- TASK TO COMPLETE -
Transcribe all the records exactly and omit any images they hold.
:: DATA ::
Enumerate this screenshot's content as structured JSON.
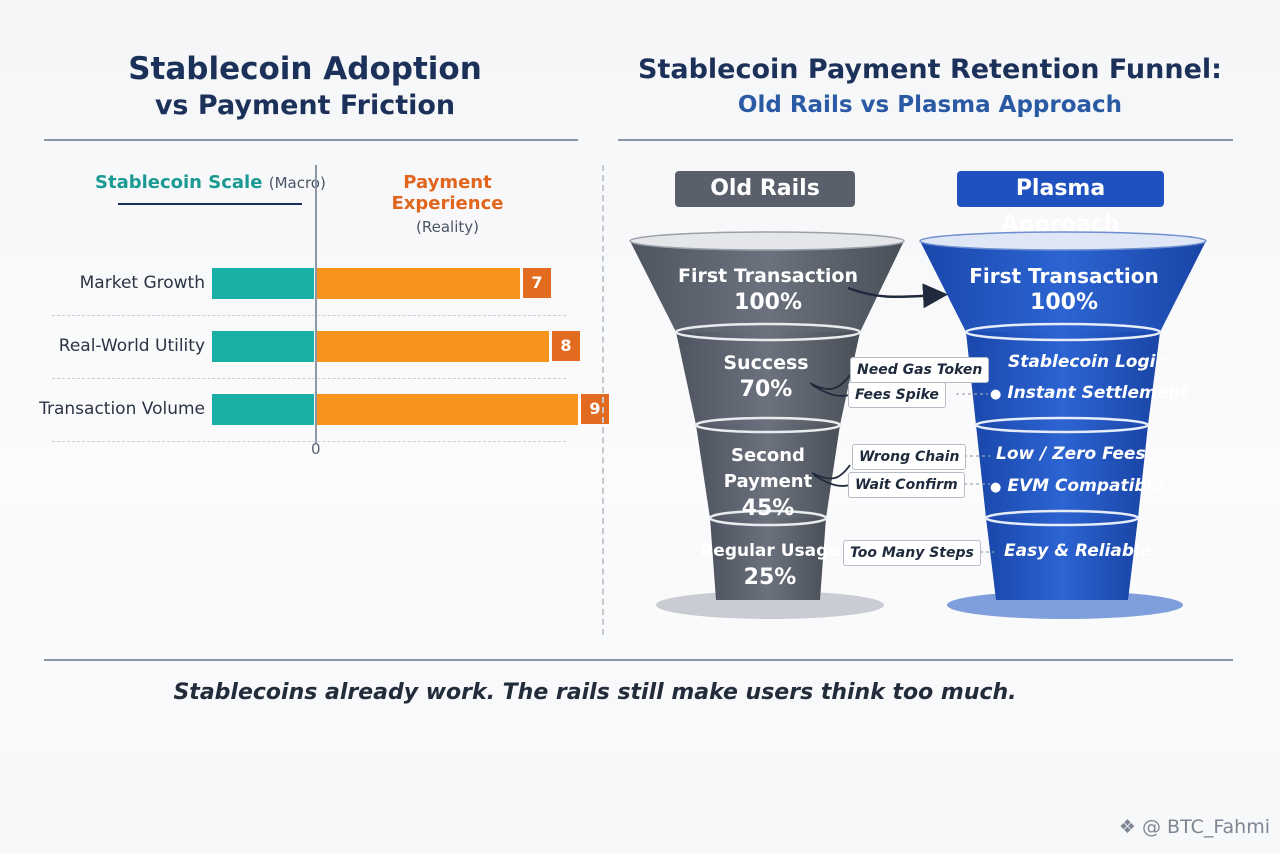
{
  "left_title": {
    "line1": "Stablecoin Adoption",
    "line2": "vs Payment Friction"
  },
  "right_title": {
    "line1": "Stablecoin Payment Retention Funnel:",
    "line2": "Old Rails vs Plasma Approach"
  },
  "chart_data": [
    {
      "type": "bar",
      "left_header": {
        "label": "Stablecoin Scale",
        "sub": "(Macro)"
      },
      "right_header": {
        "label": "Payment Experience",
        "sub": "(Reality)"
      },
      "categories": [
        "Market Growth",
        "Real-World Utility",
        "Transaction Volume"
      ],
      "series": [
        {
          "values": [
            null,
            null,
            null
          ],
          "color": "#1aafa4"
        },
        {
          "values": [
            7,
            8,
            9
          ],
          "color": "#f7941d"
        }
      ],
      "value_labels": [
        "7",
        "8",
        "9"
      ],
      "axis_zero_label": "0"
    },
    {
      "type": "funnel",
      "funnels": [
        {
          "label": "Old Rails",
          "color": "#595f6b",
          "stages": [
            {
              "name": "First Transaction",
              "value": "100%"
            },
            {
              "name": "Success",
              "value": "70%"
            },
            {
              "name": "Second Payment",
              "value": "45%"
            },
            {
              "name": "Regular Usage",
              "value": "25%"
            }
          ]
        },
        {
          "label": "Plasma Approach",
          "color": "#1f52be",
          "stages": [
            {
              "name": "First Transaction",
              "value": "100%"
            },
            {
              "items": [
                "Stablecoin Logic",
                "Instant Settlement"
              ]
            },
            {
              "items": [
                "Low / Zero Fees",
                "EVM Compatible"
              ]
            },
            {
              "items": [
                "Easy & Reliable"
              ]
            }
          ]
        }
      ],
      "friction_labels": [
        "Need Gas Token",
        "Fees Spike",
        "Wrong Chain",
        "Wait Confirm",
        "Too Many Steps"
      ]
    }
  ],
  "caption": "Stablecoins already work. The rails still make users think too much.",
  "watermark": "@ BTC_Fahmi"
}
:::
- SOLUTION FOR THIS PROBLEM -
Enumerate this screenshot's content as structured JSON.
{
  "left_title": {
    "line1": "Stablecoin Adoption",
    "line2": "vs Payment Friction"
  },
  "right_title": {
    "line1": "Stablecoin Payment Retention Funnel:",
    "line2": "Old Rails vs Plasma Approach"
  },
  "chart_data": [
    {
      "type": "bar",
      "left_header": {
        "label": "Stablecoin Scale",
        "sub": "(Macro)"
      },
      "right_header": {
        "label": "Payment Experience",
        "sub": "(Reality)"
      },
      "categories": [
        "Market Growth",
        "Real-World Utility",
        "Transaction Volume"
      ],
      "series": [
        {
          "values": [
            null,
            null,
            null
          ],
          "color": "#1aafa4"
        },
        {
          "values": [
            7,
            8,
            9
          ],
          "color": "#f7941d"
        }
      ],
      "value_labels": [
        "7",
        "8",
        "9"
      ],
      "axis_zero_label": "0"
    },
    {
      "type": "funnel",
      "funnels": [
        {
          "label": "Old Rails",
          "color": "#595f6b",
          "stages": [
            {
              "name": "First Transaction",
              "value": "100%"
            },
            {
              "name": "Success",
              "value": "70%"
            },
            {
              "name": "Second Payment",
              "value": "45%"
            },
            {
              "name": "Regular Usage",
              "value": "25%"
            }
          ]
        },
        {
          "label": "Plasma Approach",
          "color": "#1f52be",
          "stages": [
            {
              "name": "First Transaction",
              "value": "100%"
            },
            {
              "items": [
                "Stablecoin Logic",
                "Instant Settlement"
              ]
            },
            {
              "items": [
                "Low / Zero Fees",
                "EVM Compatible"
              ]
            },
            {
              "items": [
                "Easy & Reliable"
              ]
            }
          ]
        }
      ],
      "friction_labels": [
        "Need Gas Token",
        "Fees Spike",
        "Wrong Chain",
        "Wait Confirm",
        "Too Many Steps"
      ]
    }
  ],
  "caption": "Stablecoins already work. The rails still make users think too much.",
  "watermark": "@ BTC_Fahmi"
}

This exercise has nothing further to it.